Problem statement:
Find every line with the word "Installer". Copy those lines.

Record excerpts:
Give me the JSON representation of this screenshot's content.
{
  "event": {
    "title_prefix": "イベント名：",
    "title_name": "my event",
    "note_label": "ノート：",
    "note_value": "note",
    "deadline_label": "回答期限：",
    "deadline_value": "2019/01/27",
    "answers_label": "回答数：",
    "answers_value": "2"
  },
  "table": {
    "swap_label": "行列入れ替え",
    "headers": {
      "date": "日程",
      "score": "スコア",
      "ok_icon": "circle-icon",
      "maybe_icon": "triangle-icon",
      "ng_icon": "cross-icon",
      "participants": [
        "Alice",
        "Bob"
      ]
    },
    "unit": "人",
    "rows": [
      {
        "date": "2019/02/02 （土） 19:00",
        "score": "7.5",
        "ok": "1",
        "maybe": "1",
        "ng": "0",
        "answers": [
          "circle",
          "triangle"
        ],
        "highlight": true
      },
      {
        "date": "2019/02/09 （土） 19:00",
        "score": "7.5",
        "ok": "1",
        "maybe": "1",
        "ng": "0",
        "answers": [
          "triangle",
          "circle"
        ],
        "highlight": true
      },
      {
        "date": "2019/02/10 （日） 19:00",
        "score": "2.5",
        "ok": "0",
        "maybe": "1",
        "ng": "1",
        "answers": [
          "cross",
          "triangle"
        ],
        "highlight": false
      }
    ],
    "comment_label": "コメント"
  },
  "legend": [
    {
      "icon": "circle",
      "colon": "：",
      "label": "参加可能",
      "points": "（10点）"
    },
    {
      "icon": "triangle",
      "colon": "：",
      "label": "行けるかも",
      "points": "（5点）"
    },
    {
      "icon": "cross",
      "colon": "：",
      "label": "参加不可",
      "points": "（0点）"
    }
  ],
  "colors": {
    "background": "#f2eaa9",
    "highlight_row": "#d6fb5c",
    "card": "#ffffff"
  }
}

---

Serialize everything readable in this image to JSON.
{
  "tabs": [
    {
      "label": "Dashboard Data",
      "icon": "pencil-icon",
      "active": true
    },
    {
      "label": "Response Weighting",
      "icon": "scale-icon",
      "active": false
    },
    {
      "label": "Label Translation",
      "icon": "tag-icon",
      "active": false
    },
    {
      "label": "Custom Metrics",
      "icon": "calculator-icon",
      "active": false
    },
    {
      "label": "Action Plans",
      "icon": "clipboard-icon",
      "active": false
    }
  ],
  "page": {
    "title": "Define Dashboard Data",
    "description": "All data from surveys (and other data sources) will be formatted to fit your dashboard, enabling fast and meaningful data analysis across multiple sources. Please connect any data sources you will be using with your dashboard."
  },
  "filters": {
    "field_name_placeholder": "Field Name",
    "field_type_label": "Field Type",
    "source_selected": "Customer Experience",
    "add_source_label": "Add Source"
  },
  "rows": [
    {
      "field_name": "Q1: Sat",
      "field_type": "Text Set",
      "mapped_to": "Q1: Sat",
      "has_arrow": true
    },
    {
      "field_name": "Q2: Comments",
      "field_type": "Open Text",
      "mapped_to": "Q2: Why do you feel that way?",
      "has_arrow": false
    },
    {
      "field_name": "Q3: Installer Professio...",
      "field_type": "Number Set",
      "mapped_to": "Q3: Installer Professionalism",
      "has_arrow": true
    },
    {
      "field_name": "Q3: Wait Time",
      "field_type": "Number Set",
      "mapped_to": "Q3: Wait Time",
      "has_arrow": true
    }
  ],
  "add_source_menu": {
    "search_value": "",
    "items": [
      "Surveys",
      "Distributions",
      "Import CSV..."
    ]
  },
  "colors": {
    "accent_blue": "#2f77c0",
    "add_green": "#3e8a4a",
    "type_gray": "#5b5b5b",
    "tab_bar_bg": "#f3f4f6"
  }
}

Response:
      "field_name": "Q3: Installer Professio...",
      "mapped_to": "Q3: Installer Professionalism",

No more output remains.